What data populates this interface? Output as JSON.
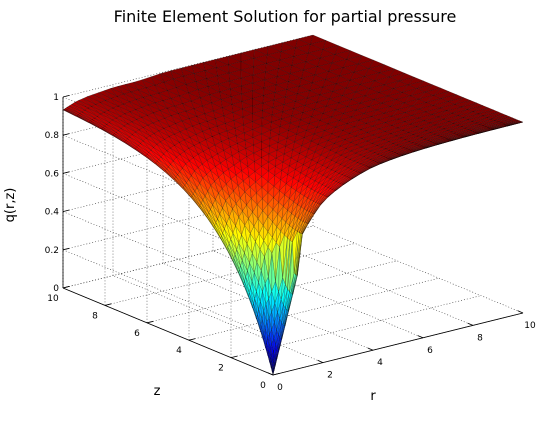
{
  "chart_data": {
    "type": "surface",
    "title": "Finite Element Solution for partial pressure",
    "xlabel": "r",
    "ylabel": "z",
    "zlabel": "q(r,z)",
    "xlim": [
      0,
      10
    ],
    "ylim": [
      0,
      10
    ],
    "zlim": [
      0,
      1
    ],
    "x_ticks": [
      "0",
      "2",
      "4",
      "6",
      "8",
      "10"
    ],
    "y_ticks": [
      "0",
      "2",
      "4",
      "6",
      "8",
      "10"
    ],
    "z_ticks": [
      "0",
      "0.2",
      "0.4",
      "0.6",
      "0.8",
      "1"
    ],
    "grid": true,
    "colormap": "jet",
    "edge_color": "#000000",
    "surface_samples": {
      "r": [
        0,
        0.5,
        1,
        2,
        3,
        4,
        6,
        8,
        10
      ],
      "q_at_z0": [
        0.0,
        0.35,
        0.5,
        0.66,
        0.74,
        0.8,
        0.87,
        0.92,
        0.95
      ],
      "q_at_z10": [
        0.95,
        0.97,
        0.98,
        0.99,
        0.99,
        1.0,
        1.0,
        1.0,
        1.0
      ]
    }
  }
}
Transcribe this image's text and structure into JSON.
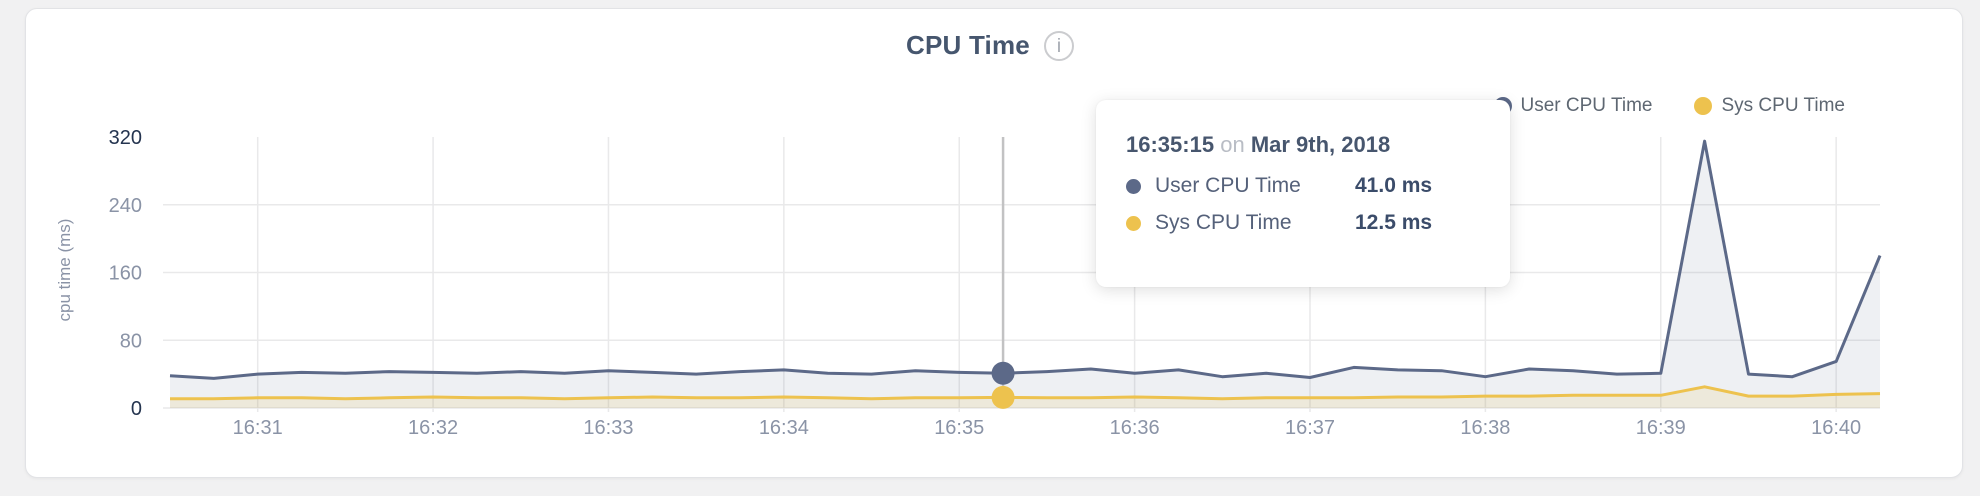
{
  "header": {
    "title": "CPU Time",
    "info_glyph": "i"
  },
  "legend": {
    "items": [
      {
        "label": "User CPU Time"
      },
      {
        "label": "Sys CPU Time"
      }
    ]
  },
  "tooltip": {
    "time": "16:35:15",
    "connector": "on",
    "date": "Mar 9th, 2018",
    "rows": [
      {
        "label": "User CPU Time",
        "value": "41.0 ms"
      },
      {
        "label": "Sys CPU Time",
        "value": "12.5 ms"
      }
    ]
  },
  "chart_data": {
    "type": "area",
    "title": "CPU Time",
    "xlabel": "",
    "ylabel": "cpu time (ms)",
    "ylim": [
      0,
      320
    ],
    "yticks": [
      0,
      80,
      160,
      240,
      320
    ],
    "grid": true,
    "legend_position": "top-right",
    "x_start": "16:30:30",
    "x_interval_seconds": 15,
    "xticks": [
      "16:31",
      "16:32",
      "16:33",
      "16:34",
      "16:35",
      "16:36",
      "16:37",
      "16:38",
      "16:39",
      "16:40"
    ],
    "series": [
      {
        "name": "User CPU Time",
        "color": "#5c6988",
        "fill": "rgba(92,105,136,0.10)",
        "values": [
          38,
          35,
          40,
          42,
          41,
          43,
          42,
          41,
          43,
          41,
          44,
          42,
          40,
          43,
          45,
          41,
          40,
          44,
          42,
          41,
          43,
          46,
          41,
          45,
          37,
          41,
          36,
          48,
          45,
          44,
          37,
          46,
          44,
          40,
          41,
          315,
          40,
          37,
          55,
          180
        ]
      },
      {
        "name": "Sys CPU Time",
        "color": "#edc24e",
        "fill": "rgba(237,194,78,0.14)",
        "values": [
          11,
          11,
          12,
          12,
          11,
          12,
          13,
          12,
          12,
          11,
          12,
          13,
          12,
          12,
          13,
          12,
          11,
          12,
          12,
          12.5,
          12,
          12,
          13,
          12,
          11,
          12,
          12,
          12,
          13,
          13,
          14,
          14,
          15,
          15,
          15,
          25,
          14,
          14,
          16,
          17
        ]
      }
    ],
    "hover": {
      "index": 19,
      "time": "16:35:15",
      "date": "Mar 9th, 2018",
      "values": [
        "41.0 ms",
        "12.5 ms"
      ]
    },
    "colors": {
      "grid": "#e9e9ea",
      "hover_line": "#c2c2c3",
      "tick_label": "#8a93a6",
      "tick_label_emphasis": "#24344f",
      "title": "#46566e"
    }
  }
}
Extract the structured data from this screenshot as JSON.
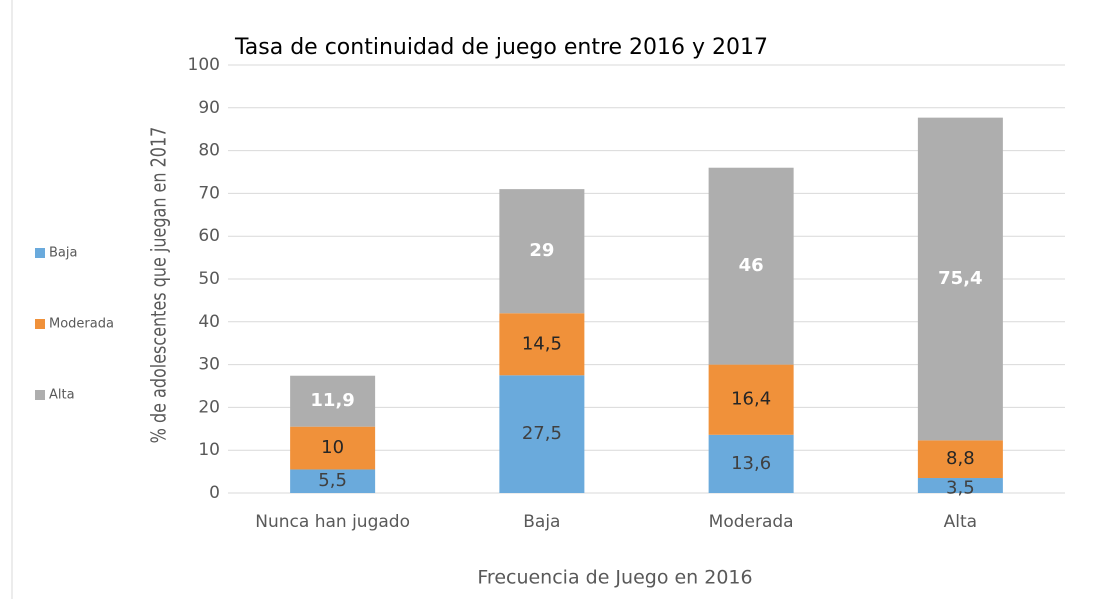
{
  "chart_data": {
    "type": "stacked_bar",
    "title": "Tasa de continuidad de juego entre 2016 y 2017",
    "x_label": "Frecuencia de Juego en 2016",
    "y_label": "% de adolescentes que juegan en 2017",
    "categories": [
      "Nunca han jugado",
      "Baja",
      "Moderada",
      "Alta"
    ],
    "series": [
      {
        "name": "Baja",
        "color": "#6aaadc",
        "label_color": "#404040",
        "values": [
          5.5,
          27.5,
          13.6,
          3.5
        ],
        "value_labels": [
          "5,5",
          "27,5",
          "13,6",
          "3,5"
        ]
      },
      {
        "name": "Moderada",
        "color": "#f0913a",
        "label_color": "#262626",
        "values": [
          10,
          14.5,
          16.4,
          8.8
        ],
        "value_labels": [
          "10",
          "14,5",
          "16,4",
          "8,8"
        ]
      },
      {
        "name": "Alta",
        "color": "#aeaeae",
        "label_color": "#ffffff",
        "values": [
          11.9,
          29,
          46,
          75.4
        ],
        "value_labels": [
          "11,9",
          "29",
          "46",
          "75,4"
        ]
      }
    ],
    "ylim": [
      0,
      100
    ],
    "yticks": [
      0,
      10,
      20,
      30,
      40,
      50,
      60,
      70,
      80,
      90,
      100
    ],
    "grid": true,
    "legend": "left"
  }
}
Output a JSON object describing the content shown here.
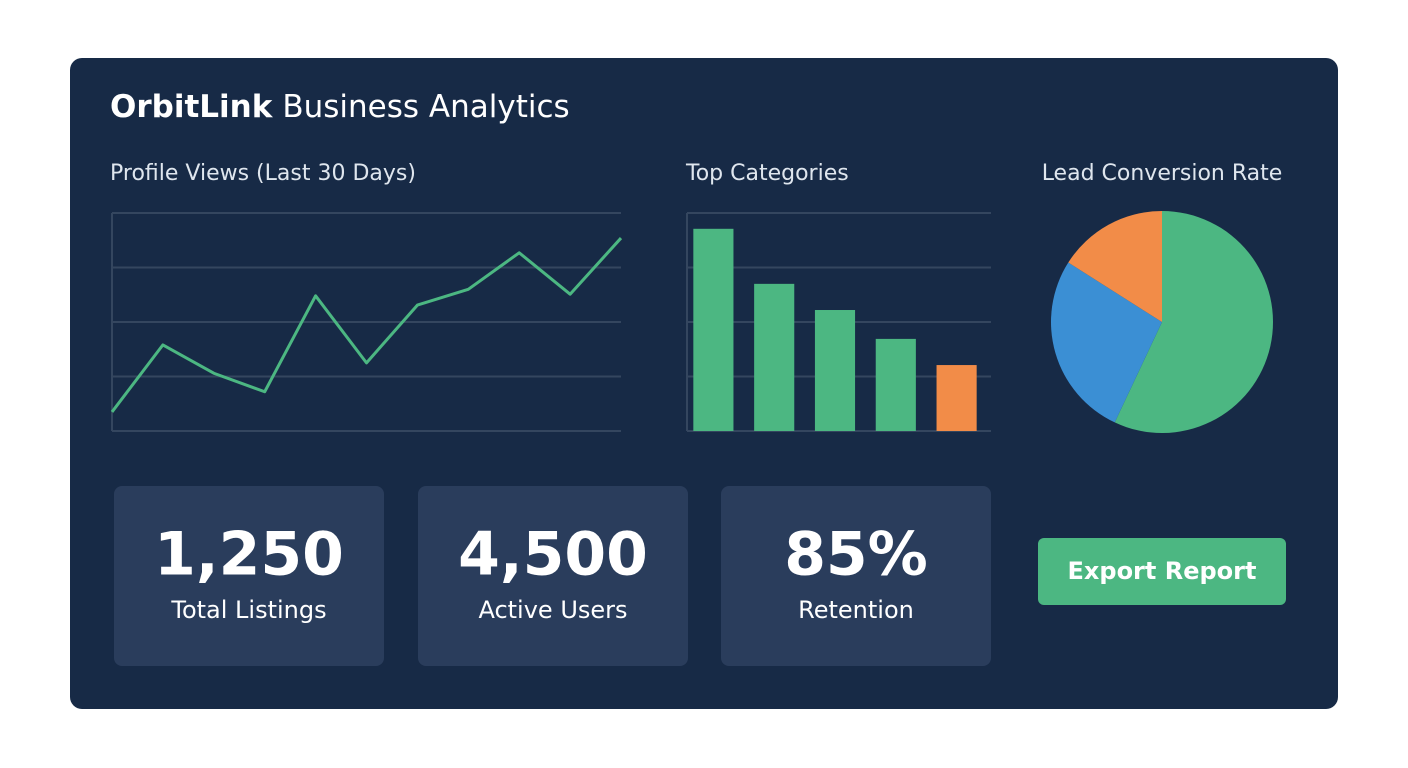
{
  "header": {
    "brand": "OrbitLink",
    "title": "Business Analytics"
  },
  "chart_data": [
    {
      "type": "line",
      "title": "Profile Views (Last 30 Days)",
      "categories": [
        null,
        null,
        null,
        null,
        null,
        null,
        null,
        null,
        null,
        null,
        null
      ],
      "values": [
        0.35,
        1.58,
        1.06,
        0.72,
        2.48,
        1.25,
        2.31,
        2.6,
        3.27,
        2.51,
        3.54
      ],
      "color": "#4cb782",
      "ylim": [
        0,
        4
      ],
      "yticks": [
        0,
        1,
        2,
        3,
        4
      ],
      "grid": true
    },
    {
      "type": "bar",
      "title": "Top Categories",
      "categories": [
        null,
        null,
        null,
        null,
        null
      ],
      "values": [
        3.71,
        2.7,
        2.22,
        1.69,
        1.21
      ],
      "colors": [
        "#4cb782",
        "#4cb782",
        "#4cb782",
        "#4cb782",
        "#f28c48"
      ],
      "ylim": [
        0,
        4
      ],
      "yticks": [
        0,
        1,
        2,
        3,
        4
      ],
      "grid": true
    },
    {
      "type": "pie",
      "title": "Lead Conversion Rate",
      "categories": [
        null,
        null,
        null
      ],
      "values": [
        57,
        27,
        16
      ],
      "colors": [
        "#4cb782",
        "#3b8fd4",
        "#f28c48"
      ]
    }
  ],
  "stats": [
    {
      "value": "1,250",
      "label": "Total Listings"
    },
    {
      "value": "4,500",
      "label": "Active Users"
    },
    {
      "value": "85%",
      "label": "Retention"
    }
  ],
  "button": {
    "label": "Export Report"
  }
}
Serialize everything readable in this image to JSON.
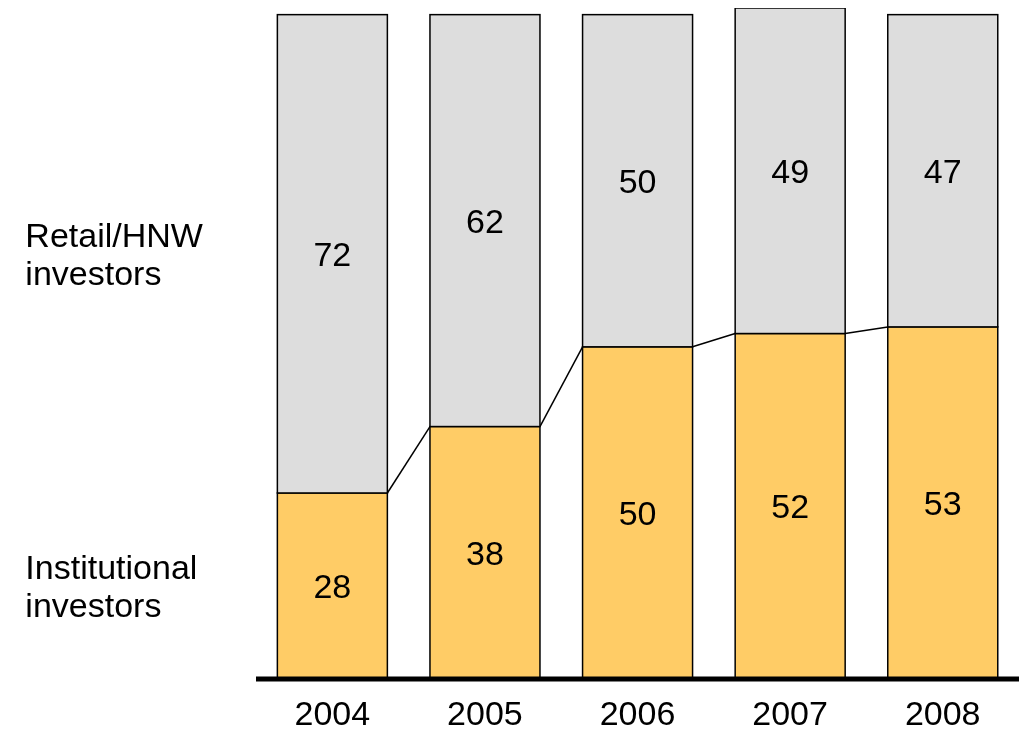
{
  "chart_data": {
    "type": "bar",
    "stacked": true,
    "categories": [
      "2004",
      "2005",
      "2006",
      "2007",
      "2008"
    ],
    "series": [
      {
        "name": "Institutional investors",
        "color": "#ffcc66",
        "values": [
          28,
          38,
          50,
          52,
          53
        ]
      },
      {
        "name": "Retail/HNW investors",
        "color": "#dddddd",
        "values": [
          72,
          62,
          50,
          49,
          47
        ]
      }
    ],
    "data_labels": true,
    "tick_labels": "x"
  }
}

- _DESCRIPTION OF THE TASK_
Copy all lines in the listing above where the string "rgba" appears.

- _REPLY TO THE EXERCISE_
        "fill": "rgba(92,105,136,0.10)",
        "fill": "rgba(237,194,78,0.14)",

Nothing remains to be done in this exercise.